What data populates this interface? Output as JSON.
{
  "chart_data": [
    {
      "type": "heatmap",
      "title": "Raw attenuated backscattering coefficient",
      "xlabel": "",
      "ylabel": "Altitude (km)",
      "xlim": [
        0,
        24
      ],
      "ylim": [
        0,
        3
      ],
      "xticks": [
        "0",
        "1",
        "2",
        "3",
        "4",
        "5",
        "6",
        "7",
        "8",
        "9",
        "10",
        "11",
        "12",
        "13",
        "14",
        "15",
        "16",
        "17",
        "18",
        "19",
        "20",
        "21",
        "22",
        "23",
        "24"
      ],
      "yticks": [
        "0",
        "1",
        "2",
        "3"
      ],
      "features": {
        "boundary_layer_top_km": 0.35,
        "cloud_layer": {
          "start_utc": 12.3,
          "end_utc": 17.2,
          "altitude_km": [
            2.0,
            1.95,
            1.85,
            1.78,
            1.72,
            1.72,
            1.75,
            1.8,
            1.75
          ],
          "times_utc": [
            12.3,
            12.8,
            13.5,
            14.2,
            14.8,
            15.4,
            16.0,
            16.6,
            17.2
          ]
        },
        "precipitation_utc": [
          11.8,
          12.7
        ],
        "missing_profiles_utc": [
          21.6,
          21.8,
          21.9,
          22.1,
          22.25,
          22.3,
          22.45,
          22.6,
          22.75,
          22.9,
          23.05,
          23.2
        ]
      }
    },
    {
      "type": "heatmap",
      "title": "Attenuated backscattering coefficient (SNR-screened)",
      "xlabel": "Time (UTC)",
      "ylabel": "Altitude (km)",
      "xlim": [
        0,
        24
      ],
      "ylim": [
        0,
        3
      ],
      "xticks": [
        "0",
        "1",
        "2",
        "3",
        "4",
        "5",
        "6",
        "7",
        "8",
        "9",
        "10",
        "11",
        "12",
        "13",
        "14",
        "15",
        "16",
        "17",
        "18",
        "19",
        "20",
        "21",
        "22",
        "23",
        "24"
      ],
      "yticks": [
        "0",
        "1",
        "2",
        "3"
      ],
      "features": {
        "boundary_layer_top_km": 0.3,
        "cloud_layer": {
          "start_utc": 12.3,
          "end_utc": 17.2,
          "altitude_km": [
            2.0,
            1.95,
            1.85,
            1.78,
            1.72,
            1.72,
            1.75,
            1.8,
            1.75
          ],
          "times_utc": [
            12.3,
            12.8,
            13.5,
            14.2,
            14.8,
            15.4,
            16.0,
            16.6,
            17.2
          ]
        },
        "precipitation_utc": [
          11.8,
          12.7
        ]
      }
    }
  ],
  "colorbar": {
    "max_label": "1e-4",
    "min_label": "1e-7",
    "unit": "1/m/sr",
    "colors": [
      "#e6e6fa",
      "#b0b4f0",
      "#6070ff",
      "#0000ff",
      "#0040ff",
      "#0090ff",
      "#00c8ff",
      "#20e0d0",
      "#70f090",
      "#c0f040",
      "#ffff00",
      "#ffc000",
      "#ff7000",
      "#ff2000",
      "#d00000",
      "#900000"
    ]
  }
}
******************************
▸ Challenge: Write out every entry above, word for word.

▸ Task output:
What data populates this interface? Output as JSON.
{
  "chart_data": [
    {
      "type": "heatmap",
      "title": "Raw attenuated backscattering coefficient",
      "xlabel": "",
      "ylabel": "Altitude (km)",
      "xlim": [
        0,
        24
      ],
      "ylim": [
        0,
        3
      ],
      "xticks": [
        "0",
        "1",
        "2",
        "3",
        "4",
        "5",
        "6",
        "7",
        "8",
        "9",
        "10",
        "11",
        "12",
        "13",
        "14",
        "15",
        "16",
        "17",
        "18",
        "19",
        "20",
        "21",
        "22",
        "23",
        "24"
      ],
      "yticks": [
        "0",
        "1",
        "2",
        "3"
      ],
      "features": {
        "boundary_layer_top_km": 0.35,
        "cloud_layer": {
          "start_utc": 12.3,
          "end_utc": 17.2,
          "altitude_km": [
            2.0,
            1.95,
            1.85,
            1.78,
            1.72,
            1.72,
            1.75,
            1.8,
            1.75
          ],
          "times_utc": [
            12.3,
            12.8,
            13.5,
            14.2,
            14.8,
            15.4,
            16.0,
            16.6,
            17.2
          ]
        },
        "precipitation_utc": [
          11.8,
          12.7
        ],
        "missing_profiles_utc": [
          21.6,
          21.8,
          21.9,
          22.1,
          22.25,
          22.3,
          22.45,
          22.6,
          22.75,
          22.9,
          23.05,
          23.2
        ]
      }
    },
    {
      "type": "heatmap",
      "title": "Attenuated backscattering coefficient (SNR-screened)",
      "xlabel": "Time (UTC)",
      "ylabel": "Altitude (km)",
      "xlim": [
        0,
        24
      ],
      "ylim": [
        0,
        3
      ],
      "xticks": [
        "0",
        "1",
        "2",
        "3",
        "4",
        "5",
        "6",
        "7",
        "8",
        "9",
        "10",
        "11",
        "12",
        "13",
        "14",
        "15",
        "16",
        "17",
        "18",
        "19",
        "20",
        "21",
        "22",
        "23",
        "24"
      ],
      "yticks": [
        "0",
        "1",
        "2",
        "3"
      ],
      "features": {
        "boundary_layer_top_km": 0.3,
        "cloud_layer": {
          "start_utc": 12.3,
          "end_utc": 17.2,
          "altitude_km": [
            2.0,
            1.95,
            1.85,
            1.78,
            1.72,
            1.72,
            1.75,
            1.8,
            1.75
          ],
          "times_utc": [
            12.3,
            12.8,
            13.5,
            14.2,
            14.8,
            15.4,
            16.0,
            16.6,
            17.2
          ]
        },
        "precipitation_utc": [
          11.8,
          12.7
        ]
      }
    }
  ],
  "colorbar": {
    "max_label": "1e-4",
    "min_label": "1e-7",
    "unit": "1/m/sr",
    "colors": [
      "#e6e6fa",
      "#b0b4f0",
      "#6070ff",
      "#0000ff",
      "#0040ff",
      "#0090ff",
      "#00c8ff",
      "#20e0d0",
      "#70f090",
      "#c0f040",
      "#ffff00",
      "#ffc000",
      "#ff7000",
      "#ff2000",
      "#d00000",
      "#900000"
    ]
  }
}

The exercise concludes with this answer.